#### Input rows:
— BEGIN —

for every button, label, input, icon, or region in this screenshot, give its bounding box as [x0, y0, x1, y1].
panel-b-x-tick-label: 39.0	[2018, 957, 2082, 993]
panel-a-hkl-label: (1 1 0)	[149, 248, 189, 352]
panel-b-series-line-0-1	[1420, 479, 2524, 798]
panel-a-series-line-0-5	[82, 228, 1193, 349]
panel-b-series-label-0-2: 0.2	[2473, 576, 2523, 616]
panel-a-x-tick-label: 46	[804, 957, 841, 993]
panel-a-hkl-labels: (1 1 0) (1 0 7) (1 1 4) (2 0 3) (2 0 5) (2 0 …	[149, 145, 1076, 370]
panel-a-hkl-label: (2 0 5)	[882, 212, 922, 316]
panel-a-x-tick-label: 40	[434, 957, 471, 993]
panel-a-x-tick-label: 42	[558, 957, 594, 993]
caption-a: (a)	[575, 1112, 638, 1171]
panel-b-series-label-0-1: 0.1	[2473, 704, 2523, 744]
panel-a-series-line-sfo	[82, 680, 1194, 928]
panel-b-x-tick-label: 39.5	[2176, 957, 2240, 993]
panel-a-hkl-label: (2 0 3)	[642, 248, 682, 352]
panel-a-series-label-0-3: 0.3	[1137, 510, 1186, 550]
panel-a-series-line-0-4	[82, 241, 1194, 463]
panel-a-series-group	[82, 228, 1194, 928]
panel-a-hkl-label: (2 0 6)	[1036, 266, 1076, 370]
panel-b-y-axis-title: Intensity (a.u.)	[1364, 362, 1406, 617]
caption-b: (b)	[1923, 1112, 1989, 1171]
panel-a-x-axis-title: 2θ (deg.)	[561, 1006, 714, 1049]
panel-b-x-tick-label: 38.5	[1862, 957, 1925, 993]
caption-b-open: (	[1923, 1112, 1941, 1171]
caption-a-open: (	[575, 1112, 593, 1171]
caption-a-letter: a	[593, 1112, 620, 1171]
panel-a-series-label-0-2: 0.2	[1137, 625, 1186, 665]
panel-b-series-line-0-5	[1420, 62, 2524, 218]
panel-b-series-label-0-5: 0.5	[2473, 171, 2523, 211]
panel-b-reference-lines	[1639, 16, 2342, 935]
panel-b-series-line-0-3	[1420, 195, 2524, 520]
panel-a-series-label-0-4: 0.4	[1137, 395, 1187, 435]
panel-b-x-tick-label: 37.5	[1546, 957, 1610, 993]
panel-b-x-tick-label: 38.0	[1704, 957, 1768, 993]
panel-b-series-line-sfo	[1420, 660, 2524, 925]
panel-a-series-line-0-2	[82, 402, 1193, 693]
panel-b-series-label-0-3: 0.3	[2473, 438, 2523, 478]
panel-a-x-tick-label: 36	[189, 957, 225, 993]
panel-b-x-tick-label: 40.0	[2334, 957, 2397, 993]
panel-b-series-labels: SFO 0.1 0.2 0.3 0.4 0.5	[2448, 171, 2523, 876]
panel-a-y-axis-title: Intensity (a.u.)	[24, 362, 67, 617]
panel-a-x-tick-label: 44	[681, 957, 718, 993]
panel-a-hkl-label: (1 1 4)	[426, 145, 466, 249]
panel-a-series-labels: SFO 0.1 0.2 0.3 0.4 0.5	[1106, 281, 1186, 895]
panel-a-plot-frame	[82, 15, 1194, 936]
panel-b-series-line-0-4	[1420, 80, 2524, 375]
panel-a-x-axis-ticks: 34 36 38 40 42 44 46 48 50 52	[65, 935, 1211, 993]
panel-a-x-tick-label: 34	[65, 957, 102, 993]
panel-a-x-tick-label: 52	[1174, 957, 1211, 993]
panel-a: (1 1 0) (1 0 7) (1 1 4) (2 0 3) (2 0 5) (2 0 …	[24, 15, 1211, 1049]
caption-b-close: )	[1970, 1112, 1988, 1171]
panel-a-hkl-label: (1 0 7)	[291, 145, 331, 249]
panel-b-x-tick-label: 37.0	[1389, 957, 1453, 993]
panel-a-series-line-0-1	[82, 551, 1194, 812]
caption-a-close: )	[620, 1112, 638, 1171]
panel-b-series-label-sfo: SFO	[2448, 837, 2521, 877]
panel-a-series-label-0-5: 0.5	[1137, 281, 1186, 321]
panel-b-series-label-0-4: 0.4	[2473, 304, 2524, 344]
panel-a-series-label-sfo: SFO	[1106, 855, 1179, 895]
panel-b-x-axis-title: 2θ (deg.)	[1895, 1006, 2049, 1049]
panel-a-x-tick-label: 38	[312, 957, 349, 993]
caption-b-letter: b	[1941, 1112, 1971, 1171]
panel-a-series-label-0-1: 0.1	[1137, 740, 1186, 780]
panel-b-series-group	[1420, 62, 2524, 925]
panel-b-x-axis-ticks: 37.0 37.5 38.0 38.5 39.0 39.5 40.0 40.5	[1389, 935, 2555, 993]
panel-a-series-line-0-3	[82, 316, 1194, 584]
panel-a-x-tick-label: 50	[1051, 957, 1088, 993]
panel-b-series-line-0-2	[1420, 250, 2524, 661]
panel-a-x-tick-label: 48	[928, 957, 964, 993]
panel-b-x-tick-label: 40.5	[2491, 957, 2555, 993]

— END —
— BEGIN —

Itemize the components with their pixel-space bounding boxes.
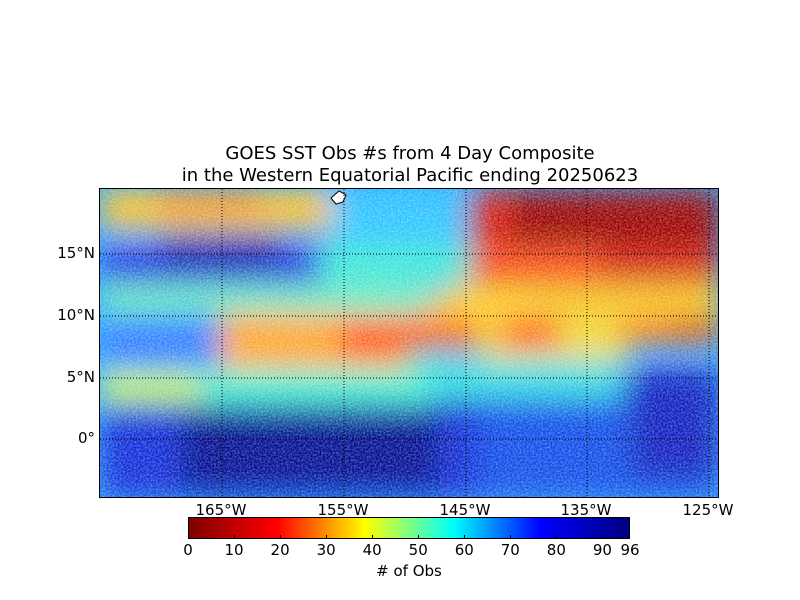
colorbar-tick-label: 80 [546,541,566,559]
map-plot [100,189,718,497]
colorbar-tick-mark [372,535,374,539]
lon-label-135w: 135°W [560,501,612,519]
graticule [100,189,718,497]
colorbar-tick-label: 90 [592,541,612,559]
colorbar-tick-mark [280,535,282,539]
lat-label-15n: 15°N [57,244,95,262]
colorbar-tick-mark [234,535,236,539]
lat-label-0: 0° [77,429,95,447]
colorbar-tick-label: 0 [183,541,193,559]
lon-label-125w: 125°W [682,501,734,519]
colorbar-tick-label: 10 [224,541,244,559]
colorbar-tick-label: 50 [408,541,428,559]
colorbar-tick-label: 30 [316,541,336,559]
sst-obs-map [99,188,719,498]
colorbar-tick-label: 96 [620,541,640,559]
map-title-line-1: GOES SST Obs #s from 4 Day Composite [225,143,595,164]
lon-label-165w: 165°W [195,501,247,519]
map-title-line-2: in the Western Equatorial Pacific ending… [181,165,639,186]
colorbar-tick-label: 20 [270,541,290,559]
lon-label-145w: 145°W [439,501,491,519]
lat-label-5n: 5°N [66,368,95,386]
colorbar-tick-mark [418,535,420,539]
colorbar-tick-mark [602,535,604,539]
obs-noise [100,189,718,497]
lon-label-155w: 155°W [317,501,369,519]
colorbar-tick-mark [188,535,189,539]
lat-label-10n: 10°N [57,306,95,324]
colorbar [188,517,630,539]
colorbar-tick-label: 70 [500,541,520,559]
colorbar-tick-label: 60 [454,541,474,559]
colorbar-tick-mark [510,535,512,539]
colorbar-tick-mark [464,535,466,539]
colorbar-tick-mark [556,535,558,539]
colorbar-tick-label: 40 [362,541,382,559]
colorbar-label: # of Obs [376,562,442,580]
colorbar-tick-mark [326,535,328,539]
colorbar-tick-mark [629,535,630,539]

— END —

#### Task:
Copy out, word for word, the records starting at the line containing "colorbar-tick-label: 80 [546,541,566,559]" and ending after the line containing "colorbar-tick-label: 96 [620,541,640,559]", with both of those lines included.

#### Correct output:
colorbar-tick-label: 80 [546,541,566,559]
map-plot [100,189,718,497]
colorbar-tick-mark [372,535,374,539]
lon-label-135w: 135°W [560,501,612,519]
graticule [100,189,718,497]
colorbar-tick-label: 90 [592,541,612,559]
colorbar-tick-mark [280,535,282,539]
lat-label-15n: 15°N [57,244,95,262]
colorbar-tick-mark [234,535,236,539]
lat-label-0: 0° [77,429,95,447]
colorbar-tick-label: 0 [183,541,193,559]
lon-label-125w: 125°W [682,501,734,519]
colorbar-tick-label: 10 [224,541,244,559]
colorbar-tick-label: 50 [408,541,428,559]
colorbar-tick-label: 30 [316,541,336,559]
sst-obs-map [99,188,719,498]
colorbar-tick-label: 96 [620,541,640,559]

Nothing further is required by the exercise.